# DIRECTIONS:
Leave out the pictures and transcribe everything else exactly.

--- START DATA SHOWN ---

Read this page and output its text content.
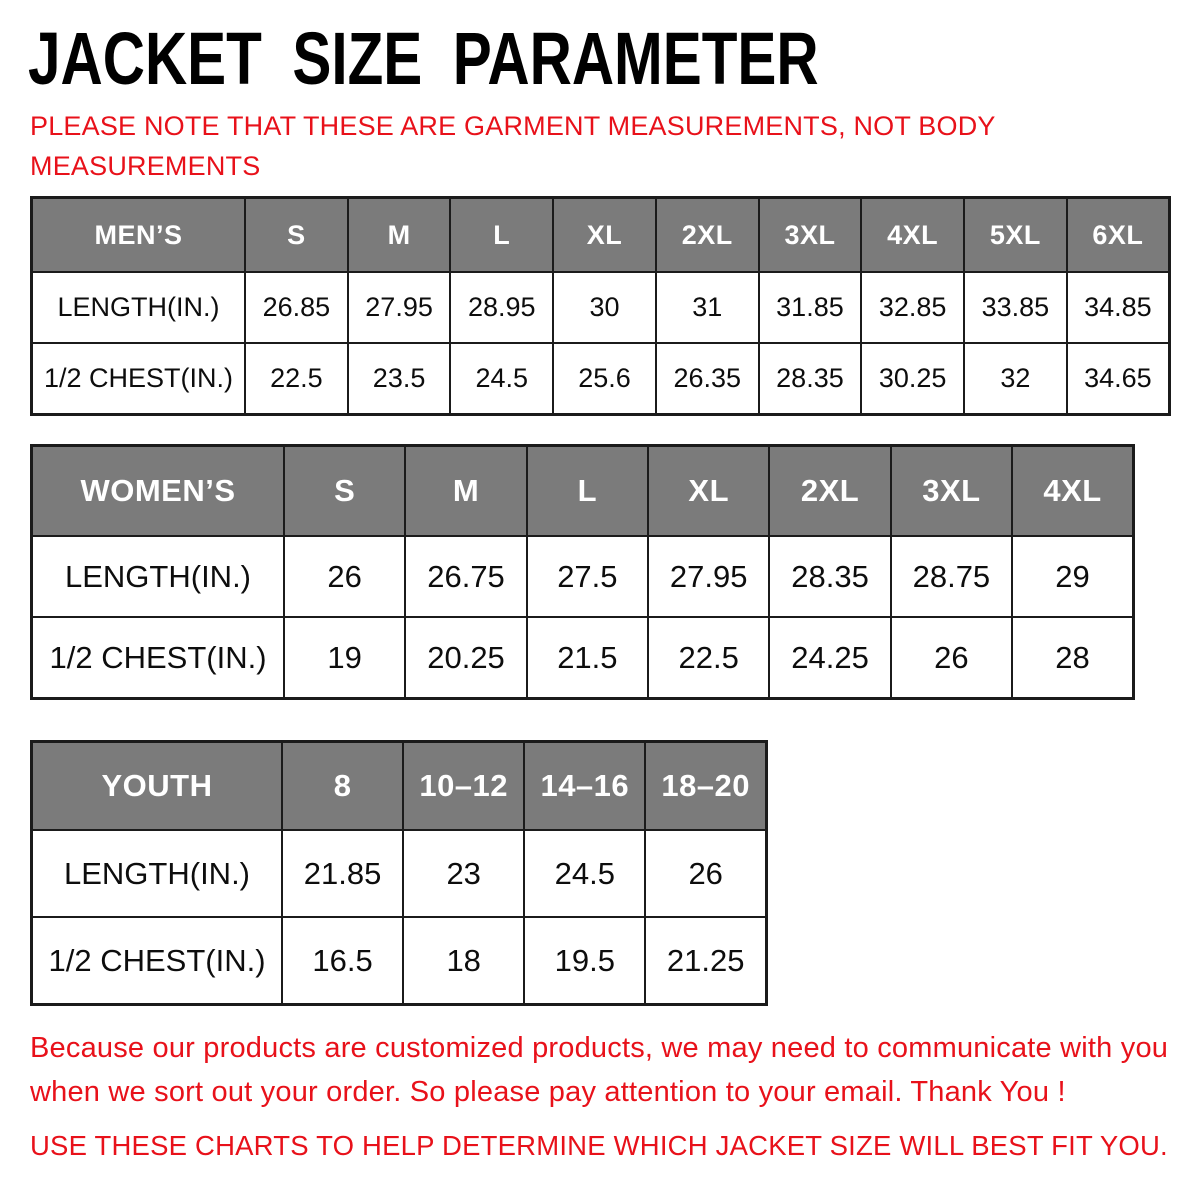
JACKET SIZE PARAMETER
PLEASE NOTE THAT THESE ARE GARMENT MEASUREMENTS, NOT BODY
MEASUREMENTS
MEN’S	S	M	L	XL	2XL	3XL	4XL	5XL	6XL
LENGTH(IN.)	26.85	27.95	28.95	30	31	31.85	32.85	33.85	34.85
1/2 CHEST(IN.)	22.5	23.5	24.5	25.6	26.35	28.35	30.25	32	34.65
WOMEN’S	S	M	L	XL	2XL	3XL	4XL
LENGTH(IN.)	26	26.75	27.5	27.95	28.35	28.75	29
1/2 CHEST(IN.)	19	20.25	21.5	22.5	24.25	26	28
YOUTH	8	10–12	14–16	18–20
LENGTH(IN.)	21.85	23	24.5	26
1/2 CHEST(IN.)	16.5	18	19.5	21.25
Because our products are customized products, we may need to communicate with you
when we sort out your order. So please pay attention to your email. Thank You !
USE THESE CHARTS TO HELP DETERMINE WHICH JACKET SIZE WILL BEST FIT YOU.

--- END DATA SHOWN ---

# OUTPUT BELOW:
Read this page and output its text content.
JACKET SIZE PARAMETER
PLEASE NOTE THAT THESE ARE GARMENT MEASUREMENTS, NOT BODY
MEASUREMENTS
MEN’S	S	M	L	XL	2XL	3XL	4XL	5XL	6XL
LENGTH(IN.)	26.85	27.95	28.95	30	31	31.85	32.85	33.85	34.85
1/2 CHEST(IN.)	22.5	23.5	24.5	25.6	26.35	28.35	30.25	32	34.65
WOMEN’S	S	M	L	XL	2XL	3XL	4XL
LENGTH(IN.)	26	26.75	27.5	27.95	28.35	28.75	29
1/2 CHEST(IN.)	19	20.25	21.5	22.5	24.25	26	28
YOUTH	8	10–12	14–16	18–20
LENGTH(IN.)	21.85	23	24.5	26
1/2 CHEST(IN.)	16.5	18	19.5	21.25
Because our products are customized products, we may need to communicate with you
when we sort out your order. So please pay attention to your email. Thank You !
USE THESE CHARTS TO HELP DETERMINE WHICH JACKET SIZE WILL BEST FIT YOU.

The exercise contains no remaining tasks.